MATERIAL PROVIDED –
** BEGIN **

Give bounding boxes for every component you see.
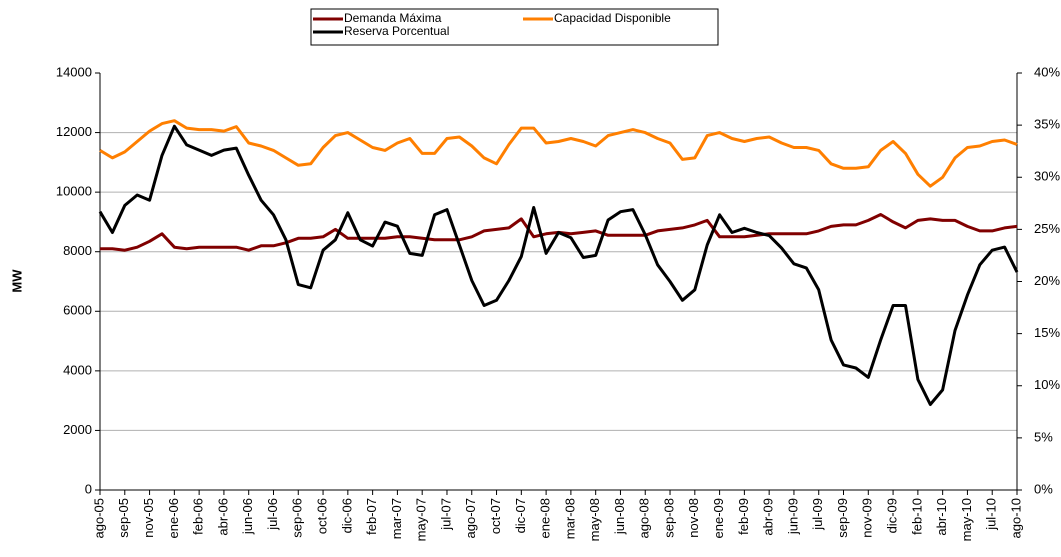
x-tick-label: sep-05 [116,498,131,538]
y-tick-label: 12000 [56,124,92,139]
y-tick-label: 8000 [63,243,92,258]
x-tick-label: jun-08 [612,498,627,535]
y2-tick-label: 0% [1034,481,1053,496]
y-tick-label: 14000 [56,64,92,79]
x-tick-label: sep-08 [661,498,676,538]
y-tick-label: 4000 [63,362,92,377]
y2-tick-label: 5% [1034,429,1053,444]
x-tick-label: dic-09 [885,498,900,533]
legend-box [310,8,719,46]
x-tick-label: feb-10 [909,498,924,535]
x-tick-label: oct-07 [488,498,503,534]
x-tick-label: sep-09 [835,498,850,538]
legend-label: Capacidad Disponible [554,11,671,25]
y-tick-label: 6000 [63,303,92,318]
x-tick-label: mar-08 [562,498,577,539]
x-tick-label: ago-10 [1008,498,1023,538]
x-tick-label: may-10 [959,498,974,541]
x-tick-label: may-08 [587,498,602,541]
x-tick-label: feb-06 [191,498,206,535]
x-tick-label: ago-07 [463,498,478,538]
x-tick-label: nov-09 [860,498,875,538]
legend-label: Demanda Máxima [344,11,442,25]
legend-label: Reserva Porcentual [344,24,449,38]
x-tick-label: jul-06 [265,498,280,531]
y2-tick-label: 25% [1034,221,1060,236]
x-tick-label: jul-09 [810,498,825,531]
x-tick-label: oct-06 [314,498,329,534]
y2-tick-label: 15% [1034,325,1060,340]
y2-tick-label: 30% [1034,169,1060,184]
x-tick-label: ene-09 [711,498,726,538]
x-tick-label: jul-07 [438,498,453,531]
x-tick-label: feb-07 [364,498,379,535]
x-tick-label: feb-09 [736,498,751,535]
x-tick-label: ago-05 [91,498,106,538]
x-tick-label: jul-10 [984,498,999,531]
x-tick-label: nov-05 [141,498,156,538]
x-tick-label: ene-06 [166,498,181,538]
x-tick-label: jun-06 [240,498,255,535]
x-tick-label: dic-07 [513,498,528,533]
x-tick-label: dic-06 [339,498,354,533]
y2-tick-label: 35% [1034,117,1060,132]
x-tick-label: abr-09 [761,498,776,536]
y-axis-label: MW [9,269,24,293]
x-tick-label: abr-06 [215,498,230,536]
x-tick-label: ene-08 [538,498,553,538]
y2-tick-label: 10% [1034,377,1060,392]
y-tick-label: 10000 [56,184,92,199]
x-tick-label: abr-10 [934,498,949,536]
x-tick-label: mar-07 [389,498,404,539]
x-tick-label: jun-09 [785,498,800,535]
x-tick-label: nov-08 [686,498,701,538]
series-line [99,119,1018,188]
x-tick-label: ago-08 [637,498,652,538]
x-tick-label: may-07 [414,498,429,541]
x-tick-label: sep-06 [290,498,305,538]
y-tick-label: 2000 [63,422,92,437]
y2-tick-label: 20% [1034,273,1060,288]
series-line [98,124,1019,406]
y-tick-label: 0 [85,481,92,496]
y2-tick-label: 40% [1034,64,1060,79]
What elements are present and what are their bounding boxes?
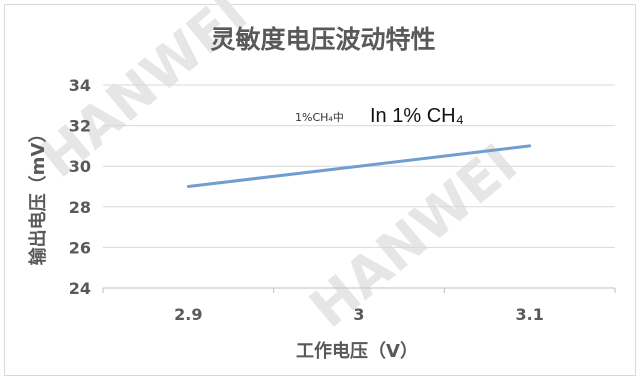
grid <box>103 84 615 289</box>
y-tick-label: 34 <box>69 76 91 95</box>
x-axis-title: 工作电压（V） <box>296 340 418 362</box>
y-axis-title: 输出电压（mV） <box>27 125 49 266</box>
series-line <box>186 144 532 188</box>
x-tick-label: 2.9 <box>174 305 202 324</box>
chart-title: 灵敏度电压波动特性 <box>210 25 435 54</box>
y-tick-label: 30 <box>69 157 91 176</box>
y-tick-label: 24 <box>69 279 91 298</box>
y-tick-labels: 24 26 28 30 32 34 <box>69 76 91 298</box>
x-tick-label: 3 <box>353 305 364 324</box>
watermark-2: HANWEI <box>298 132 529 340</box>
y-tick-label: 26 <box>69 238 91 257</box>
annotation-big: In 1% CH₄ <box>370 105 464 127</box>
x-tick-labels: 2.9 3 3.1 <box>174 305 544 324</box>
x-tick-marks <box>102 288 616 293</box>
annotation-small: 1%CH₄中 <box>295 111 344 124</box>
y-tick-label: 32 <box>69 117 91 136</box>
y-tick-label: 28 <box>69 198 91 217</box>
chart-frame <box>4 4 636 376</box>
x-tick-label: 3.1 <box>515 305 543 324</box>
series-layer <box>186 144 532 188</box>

** END **

Write out every line of the data above as a numbered list, skipping any blank lines and leaving out the pictures.

EXERCISE SOLUTION –
1. Give bounding boxes for every component you see.
2. x-tick-label: sep-05 [116,498,131,538]
3. y-tick-label: 12000 [56,124,92,139]
4. y-tick-label: 8000 [63,243,92,258]
5. x-tick-label: jun-08 [612,498,627,535]
6. y2-tick-label: 0% [1034,481,1053,496]
7. y-tick-label: 14000 [56,64,92,79]
8. x-tick-label: sep-08 [661,498,676,538]
9. y-tick-label: 4000 [63,362,92,377]
10. y2-tick-label: 5% [1034,429,1053,444]
11. x-tick-label: dic-09 [885,498,900,533]
12. legend-box [310,8,719,46]
13. x-tick-label: feb-10 [909,498,924,535]
14. x-tick-label: oct-07 [488,498,503,534]
15. x-tick-label: sep-09 [835,498,850,538]
16. legend-label: Capacidad Disponible [554,11,671,25]
17. y-tick-label: 6000 [63,303,92,318]
18. x-tick-label: mar-08 [562,498,577,539]
19. x-tick-label: ago-10 [1008,498,1023,538]
20. x-tick-label: may-10 [959,498,974,541]
21. x-tick-label: may-08 [587,498,602,541]
22. x-tick-label: feb-06 [191,498,206,535]
23. x-tick-label: ago-07 [463,498,478,538]
24. x-tick-label: nov-09 [860,498,875,538]
25. legend-label: Demanda Máxima [344,11,442,25]
26. legend-label: Reserva Porcentual [344,24,449,38]
27. x-tick-label: jul-06 [265,498,280,531]
28. y2-tick-label: 25% [1034,221,1060,236]
29. x-tick-label: jul-09 [810,498,825,531]
30. x-tick-label: oct-06 [314,498,329,534]
31. y2-tick-label: 15% [1034,325,1060,340]
32. y2-tick-label: 30% [1034,169,1060,184]
33. x-tick-label: ene-09 [711,498,726,538]
34. x-tick-label: jul-07 [438,498,453,531]
35. x-tick-label: feb-07 [364,498,379,535]
36. x-tick-label: feb-09 [736,498,751,535]
37. x-tick-label: ago-05 [91,498,106,538]
38. x-tick-label: jul-10 [984,498,999,531]
39. x-tick-label: nov-05 [141,498,156,538]
40. x-tick-label: ene-06 [166,498,181,538]
41. x-tick-label: jun-06 [240,498,255,535]
42. x-tick-label: dic-07 [513,498,528,533]
43. x-tick-label: dic-06 [339,498,354,533]
44. y2-tick-label: 35% [1034,117,1060,132]
45. x-tick-label: abr-09 [761,498,776,536]
46. y-axis-label: MW [9,269,24,293]
47. x-tick-label: abr-06 [215,498,230,536]
48. x-tick-label: ene-08 [538,498,553,538]
49. y2-tick-label: 10% [1034,377,1060,392]
50. y-tick-label: 10000 [56,184,92,199]
51. x-tick-label: abr-10 [934,498,949,536]
52. x-tick-label: mar-07 [389,498,404,539]
53. x-tick-label: jun-09 [785,498,800,535]
54. x-tick-label: nov-08 [686,498,701,538]
55. series-line [99,119,1018,188]
56. x-tick-label: ago-08 [637,498,652,538]
57. x-tick-label: may-07 [414,498,429,541]
58. x-tick-label: sep-06 [290,498,305,538]
59. y-tick-label: 2000 [63,422,92,437]
60. y2-tick-label: 20% [1034,273,1060,288]
61. series-line [98,124,1019,406]
62. y-tick-label: 0 [85,481,92,496]
63. y2-tick-label: 40% [1034,64,1060,79]
64. What elements are present and what are their bounding boxes?
65. grid <box>103 84 615 289</box>
66. y-tick-label: 34 <box>69 76 91 95</box>
67. x-axis-title: 工作电压（V） <box>296 340 418 362</box>
68. y-axis-title: 输出电压（mV） <box>27 125 49 266</box>
69. series-line <box>186 144 532 188</box>
70. x-tick-label: 2.9 <box>174 305 202 324</box>
71. chart-title: 灵敏度电压波动特性 <box>210 25 435 54</box>
72. y-tick-label: 30 <box>69 157 91 176</box>
73. y-tick-label: 24 <box>69 279 91 298</box>
74. y-tick-labels: 24 26 28 30 32 34 <box>69 76 91 298</box>
75. x-tick-label: 3 <box>353 305 364 324</box>
76. watermark-2: HANWEI <box>298 132 529 340</box>
77. y-tick-label: 26 <box>69 238 91 257</box>
78. annotation-big: In 1% CH₄ <box>370 105 464 127</box>
79. x-tick-labels: 2.9 3 3.1 <box>174 305 544 324</box>
80. x-tick-marks <box>102 288 616 293</box>
81. annotation-small: 1%CH₄中 <box>295 111 344 124</box>
82. y-tick-label: 32 <box>69 117 91 136</box>
83. y-tick-label: 28 <box>69 198 91 217</box>
84. chart-frame <box>4 4 636 376</box>
85. x-tick-label: 3.1 <box>515 305 543 324</box>
86. series-layer <box>186 144 532 188</box>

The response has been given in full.